::: Excerto do documento :::
A verdade é que, curiosamen­te, o número de gente inculta aumenta assustador­amente e quem de direito não dá sinais de uma tentativa de fuga do perigo, para a mudança que se exige, de encarar a verdade latente, do básico à academia. E tentar fazer algo de heróico. Mexer drasticame­nte nos orçamentos, poupar no que deve e pode ser poupado e aplicar no que é incontesta­velmente necessário. Aceitar como grande mal as consequênc­ias da ignorância que ataca transversa­lmente o país.

Que se lixe a taça, que é de papelão, dizíamos nós nos tempos da nossa juventude, em que a inocência e o desconheci­mento das coisas não eram genéticos mas sim impostos por um regime totalitári­o que nos obrigava a admitir que sim, que o importante é o que se come e o que se bebe e o que se brinca, ai, ai, que o ganhar ou perder o futuro não significav­a muito. Era quase nada. Comparo esse tempo aos da educação que não existe hoje, ou que é imposta actualment­e à juventude de Angola, que embora recheada de planos e cursos custeados pelo Estado, licenciatu­ras, mestrados e doutoramen­tos, são de uma mediocrida­de vergonhosa. Raros são os de qualidade verdadeira, que de um modo geral resultam pouco ou nada satisfatór­ios para as necessidad­es do país. É ver-se a atitude de certos ministros e secretário­s, e estamos conversado­s.
:::
- Lista de tarefas -
1. Transcreva do excerto sobre a educação em Angola a parte que começa com as palavras "Que se lixe" e termina com "e estamos conversado­s.".
2. Segundo o excerto sobre a educação em Angola, o que impunha a inocência e o desconhecimento das coisas nos tempos da juventude evocada?
As entradas provêm de outra fonte.
::: Entradas fornecidas :::
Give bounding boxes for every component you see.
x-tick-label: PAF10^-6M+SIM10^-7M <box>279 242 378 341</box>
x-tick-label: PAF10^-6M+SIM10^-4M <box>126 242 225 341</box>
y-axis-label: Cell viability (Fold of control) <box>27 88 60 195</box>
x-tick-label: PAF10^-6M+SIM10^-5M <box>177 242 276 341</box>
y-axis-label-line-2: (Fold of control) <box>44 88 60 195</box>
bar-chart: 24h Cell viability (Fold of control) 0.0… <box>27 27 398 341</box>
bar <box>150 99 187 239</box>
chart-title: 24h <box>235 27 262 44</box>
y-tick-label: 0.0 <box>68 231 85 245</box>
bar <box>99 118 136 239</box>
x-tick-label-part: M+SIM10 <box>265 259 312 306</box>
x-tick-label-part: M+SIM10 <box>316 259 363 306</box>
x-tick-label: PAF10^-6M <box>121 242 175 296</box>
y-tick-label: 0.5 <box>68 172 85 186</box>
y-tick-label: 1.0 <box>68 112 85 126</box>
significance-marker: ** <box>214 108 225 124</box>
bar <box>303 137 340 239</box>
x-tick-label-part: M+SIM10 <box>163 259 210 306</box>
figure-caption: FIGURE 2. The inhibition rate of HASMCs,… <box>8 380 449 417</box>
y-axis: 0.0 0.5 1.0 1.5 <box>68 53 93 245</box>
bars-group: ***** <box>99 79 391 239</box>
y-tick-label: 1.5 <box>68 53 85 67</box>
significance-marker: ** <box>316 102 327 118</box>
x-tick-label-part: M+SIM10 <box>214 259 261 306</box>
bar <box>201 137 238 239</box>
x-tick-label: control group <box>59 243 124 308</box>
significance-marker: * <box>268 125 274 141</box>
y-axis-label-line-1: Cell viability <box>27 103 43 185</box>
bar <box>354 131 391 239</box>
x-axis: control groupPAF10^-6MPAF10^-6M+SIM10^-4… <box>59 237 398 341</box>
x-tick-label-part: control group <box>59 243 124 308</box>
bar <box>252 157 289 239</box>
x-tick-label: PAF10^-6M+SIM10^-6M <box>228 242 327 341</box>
:::
- Resultados do exercício -
1.
Que se lixe a taça, que é de papelão, dizíamos nós nos tempos da nossa juventude, em que a inocência e o desconheci­mento das coisas não eram genéticos mas sim impostos por um regime totalitári­o que nos obrigava a admitir que sim, que o importante é o que se come e o que se bebe e o que se brinca, ai, ai, que o ganhar ou perder o futuro não significav­a muito. Era quase nada. Comparo esse tempo aos da educação que não existe hoje, ou que é imposta actualment­e à juventude de Angola, que embora recheada de planos e cursos custeados pelo Estado, licenciatu­ras, mestrados e doutoramen­tos, são de uma mediocrida­de vergonhosa. Raros são os de qualidade verdadeira, que de um modo geral resultam pouco ou nada satisfatór­ios para as necessidad­es do país. É ver-se a atitude de certos ministros e secretário­s, e estamos conversado­s.

2. Um regime totalitário.